#### WRITTEN INSTRUCTION:
Check each line for the word "What" and give how many have it. Say nothing else.

[START TASK INPUTS]

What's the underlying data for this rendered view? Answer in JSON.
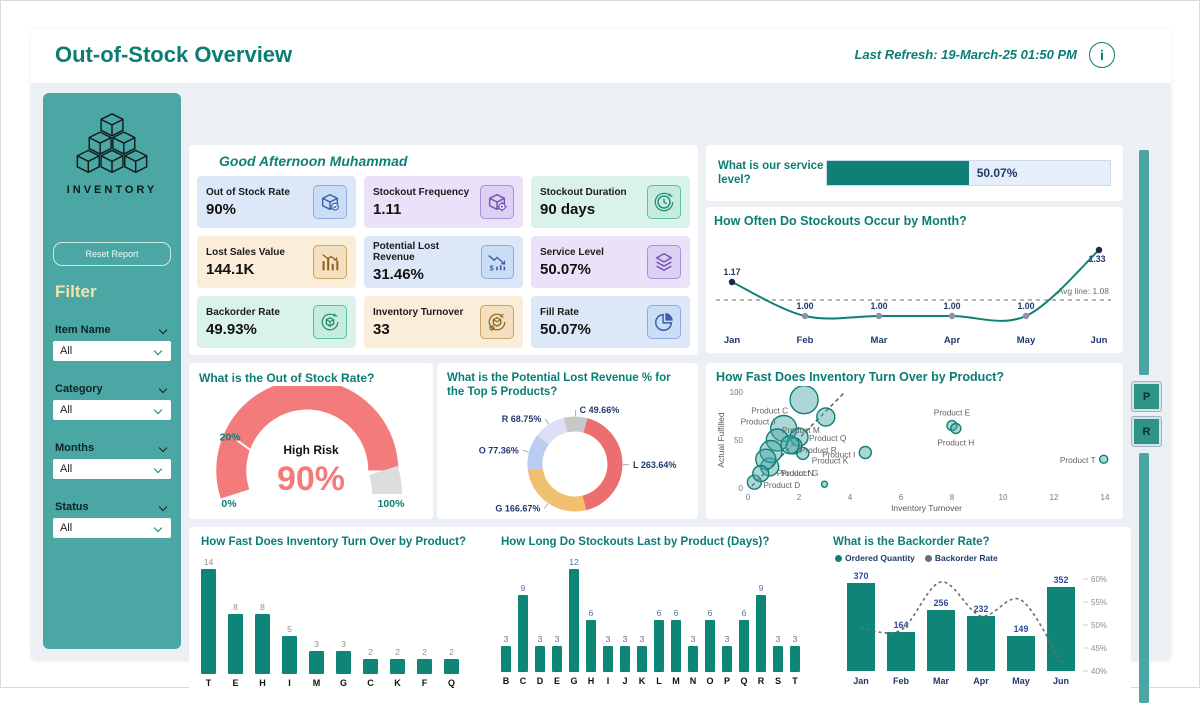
{
  "header": {
    "title": "Out-of-Stock Overview",
    "last_refresh": "Last Refresh: 19-March-25 01:50 PM",
    "info_icon": "i"
  },
  "sidebar": {
    "logo_text": "INVENTORY",
    "reset_button": "Reset Report",
    "filter_title": "Filter",
    "filters": [
      {
        "label": "Item Name",
        "value": "All"
      },
      {
        "label": "Category",
        "value": "All"
      },
      {
        "label": "Months",
        "value": "All"
      },
      {
        "label": "Status",
        "value": "All"
      }
    ]
  },
  "greeting": "Good Afternoon Muhammad",
  "kpis": [
    {
      "label": "Out of Stock Rate",
      "value": "90%",
      "theme": "blue",
      "icon": "box-check-icon"
    },
    {
      "label": "Stockout Frequency",
      "value": "1.11",
      "theme": "purple",
      "icon": "box-gear-icon"
    },
    {
      "label": "Stockout Duration",
      "value": "90 days",
      "theme": "mint",
      "icon": "clock-history-icon"
    },
    {
      "label": "Lost Sales Value",
      "value": "144.1K",
      "theme": "tan",
      "icon": "chart-down-icon"
    },
    {
      "label": "Potential Lost Revenue",
      "value": "31.46%",
      "theme": "blue",
      "icon": "revenue-down-icon"
    },
    {
      "label": "Service Level",
      "value": "50.07%",
      "theme": "purple",
      "icon": "layers-icon"
    },
    {
      "label": "Backorder Rate",
      "value": "49.93%",
      "theme": "mint",
      "icon": "box-refresh-icon"
    },
    {
      "label": "Inventory Turnover",
      "value": "33",
      "theme": "tan",
      "icon": "box-cycle-icon"
    },
    {
      "label": "Fill Rate",
      "value": "50.07%",
      "theme": "blue",
      "icon": "pie-icon"
    }
  ],
  "service_level": {
    "question": "What is our service level?",
    "value_label": "50.07%",
    "percent": 50.07
  },
  "side_buttons": [
    "P",
    "R"
  ],
  "colors": {
    "teal": "#0E8076",
    "sidebar": "#4BA7A3",
    "navy": "#1F3A6E",
    "value_blue": "#2D4B9B",
    "gauge_red": "#F47B7B",
    "bar_teal": "#0F8578",
    "gray_line": "#8a8a8a"
  },
  "chart_data": [
    {
      "id": "stockouts_by_month",
      "type": "line",
      "title": "How Often Do Stockouts Occur by Month?",
      "categories": [
        "Jan",
        "Feb",
        "Mar",
        "Apr",
        "May",
        "Jun"
      ],
      "values": [
        1.17,
        1.0,
        1.0,
        1.0,
        1.0,
        1.33
      ],
      "value_labels": [
        "1.17",
        "1.00",
        "1.00",
        "1.00",
        "1.00",
        "1.33"
      ],
      "avg_line": {
        "label": "Avg line: 1.08",
        "value": 1.08
      },
      "ylim": [
        0.95,
        1.38
      ],
      "grid": false
    },
    {
      "id": "out_of_stock_gauge",
      "type": "gauge",
      "title": "What is the Out of Stock Rate?",
      "value_pct": 90,
      "value_label": "90%",
      "risk_label": "High Risk",
      "threshold_pct": 20,
      "tick_labels": {
        "start": "0%",
        "threshold": "20%",
        "end": "100%"
      }
    },
    {
      "id": "lost_revenue_donut",
      "type": "pie",
      "title": "What is the Potential Lost Revenue % for the Top 5 Products?",
      "start_angle_deg": 15,
      "slices": [
        {
          "label": "L 263.64%",
          "value": 263.64,
          "color": "#ED6E6E"
        },
        {
          "label": "G 166.67%",
          "value": 166.67,
          "color": "#F0BF70"
        },
        {
          "label": "O 77.36%",
          "value": 77.36,
          "color": "#B9CDF0"
        },
        {
          "label": "R 68.75%",
          "value": 68.75,
          "color": "#DCDFF6"
        },
        {
          "label": "C 49.66%",
          "value": 49.66,
          "color": "#C8C8C8"
        }
      ]
    },
    {
      "id": "turnover_scatter",
      "type": "scatter",
      "title": "How Fast Does Inventory Turn Over by Product?",
      "xlabel": "Inventory Turnover",
      "ylabel": "Actual Fulfilled",
      "xlim": [
        0,
        14
      ],
      "ylim": [
        0,
        100
      ],
      "xticks": [
        0,
        2,
        4,
        6,
        8,
        10,
        12,
        14
      ],
      "yticks": [
        0,
        50,
        100
      ],
      "trend": {
        "x1": 0.15,
        "y1": 2,
        "x2": 3.8,
        "y2": 100
      },
      "points": [
        {
          "label": "Product C",
          "x": 2.2,
          "y": 92,
          "r": 14,
          "lp": [
            -16,
            14,
            "end"
          ]
        },
        {
          "label": "Product M",
          "x": 3.05,
          "y": 74,
          "r": 9,
          "lp": [
            -6,
            16,
            "end"
          ]
        },
        {
          "label": "Product J",
          "x": 1.4,
          "y": 62,
          "r": 13,
          "lp": [
            -8,
            -4,
            "end"
          ]
        },
        {
          "label": "Product Q",
          "x": 2.0,
          "y": 53,
          "r": 9,
          "lp": [
            10,
            4,
            "start"
          ]
        },
        {
          "label": "Product E",
          "x": 8.0,
          "y": 65,
          "r": 5,
          "lp": [
            0,
            -10,
            "middle"
          ]
        },
        {
          "label": "Product H",
          "x": 8.15,
          "y": 62,
          "r": 5,
          "lp": [
            0,
            17,
            "middle"
          ]
        },
        {
          "label": "Product R",
          "x": 1.8,
          "y": 44,
          "r": 8,
          "lp": [
            6,
            7,
            "start"
          ]
        },
        {
          "label": "Product K",
          "x": 2.15,
          "y": 36,
          "r": 6,
          "lp": [
            9,
            10,
            "start"
          ]
        },
        {
          "label": "Product I",
          "x": 4.6,
          "y": 37,
          "r": 6,
          "lp": [
            -10,
            5,
            "end"
          ]
        },
        {
          "label": "Product N",
          "x": 0.85,
          "y": 22,
          "r": 9,
          "lp": [
            7,
            9,
            "start"
          ]
        },
        {
          "label": "Product D",
          "x": 0.25,
          "y": 6,
          "r": 7,
          "lp": [
            9,
            6,
            "start"
          ]
        },
        {
          "label": "Product G",
          "x": 3.0,
          "y": 4,
          "r": 3,
          "lp": [
            -6,
            -8,
            "end"
          ]
        },
        {
          "label": "Product T",
          "x": 13.95,
          "y": 30,
          "r": 4,
          "lp": [
            -8,
            4,
            "end"
          ]
        },
        {
          "label": "",
          "x": 1.15,
          "y": 50,
          "r": 11
        },
        {
          "label": "",
          "x": 0.9,
          "y": 38,
          "r": 11
        },
        {
          "label": "",
          "x": 0.7,
          "y": 30,
          "r": 10
        },
        {
          "label": "",
          "x": 0.5,
          "y": 15,
          "r": 8
        },
        {
          "label": "",
          "x": 1.65,
          "y": 45,
          "r": 9
        }
      ]
    },
    {
      "id": "turnover_bars",
      "type": "bar",
      "title": "How Fast Does Inventory Turn Over by Product?",
      "categories": [
        "T",
        "E",
        "H",
        "I",
        "M",
        "G",
        "C",
        "K",
        "F",
        "Q"
      ],
      "values": [
        14,
        8,
        8,
        5,
        3,
        3,
        2,
        2,
        2,
        2
      ],
      "value_label_color": "#8a8f94"
    },
    {
      "id": "stockout_days_bars",
      "type": "bar",
      "title": "How Long Do Stockouts Last by Product (Days)?",
      "categories": [
        "B",
        "C",
        "D",
        "E",
        "G",
        "H",
        "I",
        "J",
        "K",
        "L",
        "M",
        "N",
        "O",
        "P",
        "Q",
        "R",
        "S",
        "T"
      ],
      "values": [
        3,
        9,
        3,
        3,
        12,
        6,
        3,
        3,
        3,
        6,
        6,
        3,
        6,
        3,
        6,
        9,
        3,
        3
      ],
      "value_label_color": "#5A6D9E"
    },
    {
      "id": "backorder_combo",
      "type": "combo",
      "title": "What is the Backorder Rate?",
      "legend": [
        {
          "label": "Ordered Quantity",
          "color": "#0E8076"
        },
        {
          "label": "Backorder Rate",
          "color": "#6d6d6d"
        }
      ],
      "categories": [
        "Jan",
        "Feb",
        "Mar",
        "Apr",
        "May",
        "Jun"
      ],
      "bar_values": [
        370,
        164,
        256,
        232,
        149,
        352
      ],
      "line_values_pct": [
        49.3,
        49,
        59.3,
        52,
        55.5,
        42
      ],
      "right_axis_ticks": [
        "60%",
        "55%",
        "50%",
        "45%",
        "40%"
      ],
      "right_axis_range": [
        40,
        60
      ]
    }
  ]
}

[END TASK INPUTS]

#### ANSWER FOR THE TASK:
5